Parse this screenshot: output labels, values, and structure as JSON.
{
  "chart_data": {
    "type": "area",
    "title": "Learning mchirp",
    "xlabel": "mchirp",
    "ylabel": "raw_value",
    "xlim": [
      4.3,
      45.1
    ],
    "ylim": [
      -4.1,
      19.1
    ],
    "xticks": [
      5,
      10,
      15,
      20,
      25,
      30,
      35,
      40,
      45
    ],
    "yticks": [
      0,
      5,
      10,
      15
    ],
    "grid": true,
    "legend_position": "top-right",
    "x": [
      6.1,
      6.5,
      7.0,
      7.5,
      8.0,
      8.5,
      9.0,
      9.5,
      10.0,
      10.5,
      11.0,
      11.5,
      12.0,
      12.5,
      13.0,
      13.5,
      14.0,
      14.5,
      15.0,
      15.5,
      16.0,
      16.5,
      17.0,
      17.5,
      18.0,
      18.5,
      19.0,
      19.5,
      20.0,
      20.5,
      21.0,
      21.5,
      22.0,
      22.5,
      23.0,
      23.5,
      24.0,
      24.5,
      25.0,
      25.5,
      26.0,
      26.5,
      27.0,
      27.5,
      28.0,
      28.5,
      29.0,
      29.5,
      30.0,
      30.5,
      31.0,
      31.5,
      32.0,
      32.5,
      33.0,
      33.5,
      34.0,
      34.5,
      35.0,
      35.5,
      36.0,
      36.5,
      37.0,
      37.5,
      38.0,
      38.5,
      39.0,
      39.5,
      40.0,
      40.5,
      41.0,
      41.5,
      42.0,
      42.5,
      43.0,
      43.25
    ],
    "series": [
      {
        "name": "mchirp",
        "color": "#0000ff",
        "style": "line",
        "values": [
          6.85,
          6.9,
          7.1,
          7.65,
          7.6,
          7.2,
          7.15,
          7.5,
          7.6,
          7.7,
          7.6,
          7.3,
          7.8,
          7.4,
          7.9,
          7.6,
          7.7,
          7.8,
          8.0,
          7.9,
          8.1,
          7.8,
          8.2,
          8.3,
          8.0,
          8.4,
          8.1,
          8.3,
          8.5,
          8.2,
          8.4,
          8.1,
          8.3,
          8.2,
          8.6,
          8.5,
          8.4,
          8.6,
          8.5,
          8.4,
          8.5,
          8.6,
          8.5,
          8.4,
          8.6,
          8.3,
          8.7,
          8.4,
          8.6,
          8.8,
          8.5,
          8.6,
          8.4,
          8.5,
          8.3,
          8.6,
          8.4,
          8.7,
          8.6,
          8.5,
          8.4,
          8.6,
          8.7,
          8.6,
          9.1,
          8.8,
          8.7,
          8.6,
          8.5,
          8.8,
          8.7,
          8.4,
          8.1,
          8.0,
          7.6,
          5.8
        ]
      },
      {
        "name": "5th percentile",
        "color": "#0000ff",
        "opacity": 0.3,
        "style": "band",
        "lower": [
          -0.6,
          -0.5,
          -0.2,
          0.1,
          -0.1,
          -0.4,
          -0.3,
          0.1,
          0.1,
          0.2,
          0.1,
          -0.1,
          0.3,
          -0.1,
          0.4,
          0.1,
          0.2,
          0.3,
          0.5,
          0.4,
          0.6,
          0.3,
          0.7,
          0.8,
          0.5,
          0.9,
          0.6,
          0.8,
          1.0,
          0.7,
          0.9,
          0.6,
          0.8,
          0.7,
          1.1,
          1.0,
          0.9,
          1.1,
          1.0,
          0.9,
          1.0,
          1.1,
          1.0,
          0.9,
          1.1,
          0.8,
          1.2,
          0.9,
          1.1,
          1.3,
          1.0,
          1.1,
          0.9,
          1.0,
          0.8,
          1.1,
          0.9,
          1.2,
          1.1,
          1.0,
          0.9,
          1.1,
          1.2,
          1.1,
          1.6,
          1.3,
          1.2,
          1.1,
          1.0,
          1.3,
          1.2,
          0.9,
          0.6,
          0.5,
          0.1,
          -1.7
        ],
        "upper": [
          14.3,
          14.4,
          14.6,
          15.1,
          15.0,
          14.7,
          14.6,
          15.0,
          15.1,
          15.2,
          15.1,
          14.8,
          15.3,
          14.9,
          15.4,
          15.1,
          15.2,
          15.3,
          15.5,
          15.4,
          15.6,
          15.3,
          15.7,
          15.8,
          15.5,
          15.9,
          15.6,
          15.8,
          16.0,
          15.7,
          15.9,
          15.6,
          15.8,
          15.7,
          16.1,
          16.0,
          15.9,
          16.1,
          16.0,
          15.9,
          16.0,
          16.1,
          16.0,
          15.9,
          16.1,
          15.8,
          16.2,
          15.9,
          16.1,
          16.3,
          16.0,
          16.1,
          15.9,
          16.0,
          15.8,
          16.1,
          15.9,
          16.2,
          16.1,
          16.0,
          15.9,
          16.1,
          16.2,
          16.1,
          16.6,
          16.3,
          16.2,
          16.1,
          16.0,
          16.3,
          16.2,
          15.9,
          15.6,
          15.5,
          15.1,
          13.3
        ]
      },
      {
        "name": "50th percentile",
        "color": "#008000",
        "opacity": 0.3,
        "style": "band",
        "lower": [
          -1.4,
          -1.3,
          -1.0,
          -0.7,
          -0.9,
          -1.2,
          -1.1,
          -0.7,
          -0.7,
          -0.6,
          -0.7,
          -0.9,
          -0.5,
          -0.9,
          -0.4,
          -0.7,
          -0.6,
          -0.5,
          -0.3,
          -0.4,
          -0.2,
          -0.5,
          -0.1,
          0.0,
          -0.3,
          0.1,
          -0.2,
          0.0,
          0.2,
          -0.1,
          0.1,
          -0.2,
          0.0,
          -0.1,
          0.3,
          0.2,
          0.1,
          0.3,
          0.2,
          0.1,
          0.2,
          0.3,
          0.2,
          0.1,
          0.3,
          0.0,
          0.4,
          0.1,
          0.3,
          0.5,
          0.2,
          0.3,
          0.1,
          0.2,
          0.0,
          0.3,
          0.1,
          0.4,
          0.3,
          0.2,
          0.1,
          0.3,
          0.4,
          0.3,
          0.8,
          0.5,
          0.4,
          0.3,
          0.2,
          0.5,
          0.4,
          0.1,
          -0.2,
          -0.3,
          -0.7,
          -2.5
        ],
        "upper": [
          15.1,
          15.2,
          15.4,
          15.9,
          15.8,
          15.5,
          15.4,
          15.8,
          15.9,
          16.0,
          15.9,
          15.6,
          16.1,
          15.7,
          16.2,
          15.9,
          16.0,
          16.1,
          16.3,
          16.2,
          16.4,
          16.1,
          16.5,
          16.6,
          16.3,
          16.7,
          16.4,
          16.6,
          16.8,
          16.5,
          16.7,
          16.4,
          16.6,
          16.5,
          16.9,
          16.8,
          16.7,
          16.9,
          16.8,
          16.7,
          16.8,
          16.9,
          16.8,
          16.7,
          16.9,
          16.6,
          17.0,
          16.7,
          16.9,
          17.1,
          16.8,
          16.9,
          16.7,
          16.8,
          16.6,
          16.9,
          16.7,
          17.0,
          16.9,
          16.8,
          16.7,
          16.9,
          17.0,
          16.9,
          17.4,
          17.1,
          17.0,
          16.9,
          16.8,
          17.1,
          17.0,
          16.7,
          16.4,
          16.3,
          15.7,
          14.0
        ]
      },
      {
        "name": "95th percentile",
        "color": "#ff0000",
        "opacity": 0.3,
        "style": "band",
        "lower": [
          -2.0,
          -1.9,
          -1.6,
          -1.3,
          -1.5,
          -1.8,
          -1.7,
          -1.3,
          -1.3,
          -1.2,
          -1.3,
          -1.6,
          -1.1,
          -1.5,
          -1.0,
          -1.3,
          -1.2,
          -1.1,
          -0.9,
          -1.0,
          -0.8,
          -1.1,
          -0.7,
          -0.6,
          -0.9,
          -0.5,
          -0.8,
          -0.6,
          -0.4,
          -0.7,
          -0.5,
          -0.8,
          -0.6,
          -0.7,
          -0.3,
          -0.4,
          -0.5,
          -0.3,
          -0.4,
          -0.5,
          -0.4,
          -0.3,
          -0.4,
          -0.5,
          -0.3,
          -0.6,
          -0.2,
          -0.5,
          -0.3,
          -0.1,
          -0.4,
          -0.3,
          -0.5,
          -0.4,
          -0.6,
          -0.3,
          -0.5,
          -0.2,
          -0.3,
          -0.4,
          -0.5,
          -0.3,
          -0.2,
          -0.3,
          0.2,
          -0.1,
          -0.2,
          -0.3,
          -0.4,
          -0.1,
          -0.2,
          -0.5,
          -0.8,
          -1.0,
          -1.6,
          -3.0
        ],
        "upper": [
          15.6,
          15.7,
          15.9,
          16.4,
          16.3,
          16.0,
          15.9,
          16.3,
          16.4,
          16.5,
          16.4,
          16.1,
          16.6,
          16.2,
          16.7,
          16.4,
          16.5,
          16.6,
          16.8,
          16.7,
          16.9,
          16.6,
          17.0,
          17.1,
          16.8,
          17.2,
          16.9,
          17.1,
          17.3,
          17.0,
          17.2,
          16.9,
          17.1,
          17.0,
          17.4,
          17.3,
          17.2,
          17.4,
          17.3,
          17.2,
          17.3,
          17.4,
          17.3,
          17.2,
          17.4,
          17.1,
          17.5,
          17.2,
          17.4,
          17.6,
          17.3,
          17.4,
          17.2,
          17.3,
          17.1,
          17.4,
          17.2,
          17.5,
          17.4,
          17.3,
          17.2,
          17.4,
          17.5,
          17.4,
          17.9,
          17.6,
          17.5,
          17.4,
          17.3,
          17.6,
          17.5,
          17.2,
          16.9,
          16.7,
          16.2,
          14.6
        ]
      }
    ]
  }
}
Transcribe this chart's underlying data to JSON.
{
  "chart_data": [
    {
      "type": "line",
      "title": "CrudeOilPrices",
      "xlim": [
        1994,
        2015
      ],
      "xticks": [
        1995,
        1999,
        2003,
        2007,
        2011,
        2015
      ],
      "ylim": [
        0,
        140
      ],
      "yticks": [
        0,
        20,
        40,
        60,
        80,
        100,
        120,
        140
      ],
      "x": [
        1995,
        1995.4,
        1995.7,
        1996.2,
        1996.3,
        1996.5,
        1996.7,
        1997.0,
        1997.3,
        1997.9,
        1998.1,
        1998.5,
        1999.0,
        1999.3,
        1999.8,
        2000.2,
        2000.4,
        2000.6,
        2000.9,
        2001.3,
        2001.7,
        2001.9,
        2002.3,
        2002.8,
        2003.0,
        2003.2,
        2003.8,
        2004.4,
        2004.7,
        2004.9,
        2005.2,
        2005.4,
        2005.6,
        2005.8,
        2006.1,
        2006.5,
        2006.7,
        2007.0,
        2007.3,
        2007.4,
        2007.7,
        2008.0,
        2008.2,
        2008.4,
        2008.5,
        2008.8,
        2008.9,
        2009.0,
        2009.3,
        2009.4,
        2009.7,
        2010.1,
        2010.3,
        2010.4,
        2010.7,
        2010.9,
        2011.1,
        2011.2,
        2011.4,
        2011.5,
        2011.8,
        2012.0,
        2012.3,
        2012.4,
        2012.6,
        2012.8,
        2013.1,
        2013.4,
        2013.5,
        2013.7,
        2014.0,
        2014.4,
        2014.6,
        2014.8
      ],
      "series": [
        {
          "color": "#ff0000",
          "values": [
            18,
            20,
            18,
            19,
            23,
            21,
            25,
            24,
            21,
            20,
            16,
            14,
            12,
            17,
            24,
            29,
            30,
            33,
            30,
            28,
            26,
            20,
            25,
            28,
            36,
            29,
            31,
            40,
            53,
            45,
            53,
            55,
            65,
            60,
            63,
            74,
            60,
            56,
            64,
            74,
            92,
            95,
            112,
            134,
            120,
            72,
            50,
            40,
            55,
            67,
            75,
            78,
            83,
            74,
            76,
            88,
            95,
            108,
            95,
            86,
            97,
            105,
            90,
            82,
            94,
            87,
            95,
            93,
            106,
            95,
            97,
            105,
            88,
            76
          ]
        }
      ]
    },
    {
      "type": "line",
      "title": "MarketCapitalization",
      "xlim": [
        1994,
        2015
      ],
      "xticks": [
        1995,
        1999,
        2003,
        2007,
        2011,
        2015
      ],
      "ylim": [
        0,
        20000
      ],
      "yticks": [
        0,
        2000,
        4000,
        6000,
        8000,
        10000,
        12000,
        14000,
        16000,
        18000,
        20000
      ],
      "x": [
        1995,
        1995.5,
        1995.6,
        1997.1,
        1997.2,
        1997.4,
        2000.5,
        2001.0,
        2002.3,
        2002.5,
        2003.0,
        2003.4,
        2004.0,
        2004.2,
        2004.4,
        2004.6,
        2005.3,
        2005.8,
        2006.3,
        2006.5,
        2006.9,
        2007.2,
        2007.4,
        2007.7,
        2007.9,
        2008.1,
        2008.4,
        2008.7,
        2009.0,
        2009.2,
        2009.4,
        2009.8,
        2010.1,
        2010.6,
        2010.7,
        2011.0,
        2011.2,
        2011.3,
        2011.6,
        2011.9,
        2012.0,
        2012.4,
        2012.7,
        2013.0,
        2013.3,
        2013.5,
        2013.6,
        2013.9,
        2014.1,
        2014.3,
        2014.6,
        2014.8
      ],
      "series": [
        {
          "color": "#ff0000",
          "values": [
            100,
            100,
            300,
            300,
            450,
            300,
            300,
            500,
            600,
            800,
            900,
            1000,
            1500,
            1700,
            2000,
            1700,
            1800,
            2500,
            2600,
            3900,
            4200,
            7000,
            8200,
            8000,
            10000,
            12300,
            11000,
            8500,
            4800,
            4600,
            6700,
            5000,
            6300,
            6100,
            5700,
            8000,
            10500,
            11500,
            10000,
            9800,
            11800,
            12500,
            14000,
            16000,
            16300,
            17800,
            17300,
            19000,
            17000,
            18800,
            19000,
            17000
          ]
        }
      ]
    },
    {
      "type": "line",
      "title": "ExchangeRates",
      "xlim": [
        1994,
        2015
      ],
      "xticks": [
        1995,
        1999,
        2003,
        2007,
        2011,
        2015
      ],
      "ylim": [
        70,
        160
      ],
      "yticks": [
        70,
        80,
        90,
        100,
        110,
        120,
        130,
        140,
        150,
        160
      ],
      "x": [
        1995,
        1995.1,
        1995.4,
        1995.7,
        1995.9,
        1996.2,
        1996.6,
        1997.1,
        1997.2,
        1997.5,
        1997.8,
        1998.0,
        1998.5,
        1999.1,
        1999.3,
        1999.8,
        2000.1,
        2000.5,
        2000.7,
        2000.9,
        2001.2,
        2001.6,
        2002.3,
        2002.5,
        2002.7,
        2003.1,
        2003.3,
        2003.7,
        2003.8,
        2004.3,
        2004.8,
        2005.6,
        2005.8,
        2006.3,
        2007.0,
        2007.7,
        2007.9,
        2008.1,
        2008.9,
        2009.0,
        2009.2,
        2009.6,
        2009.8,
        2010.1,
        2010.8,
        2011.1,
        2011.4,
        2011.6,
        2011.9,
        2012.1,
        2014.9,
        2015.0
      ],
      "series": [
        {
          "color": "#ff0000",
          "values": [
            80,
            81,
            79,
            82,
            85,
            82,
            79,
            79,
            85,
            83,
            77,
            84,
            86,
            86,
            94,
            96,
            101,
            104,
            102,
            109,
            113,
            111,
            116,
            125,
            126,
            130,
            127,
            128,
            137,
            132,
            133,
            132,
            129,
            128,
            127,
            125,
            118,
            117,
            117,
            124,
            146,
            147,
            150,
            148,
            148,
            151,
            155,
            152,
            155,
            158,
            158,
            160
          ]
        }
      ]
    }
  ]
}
══════════
▸ **What the exercise asks**
From the data above, copy each line that holds "JSON".

▸ **Answer to the problem**
Parse this screenshot: output labels, values, and structure as JSON.
Transcribe this chart's underlying data to JSON.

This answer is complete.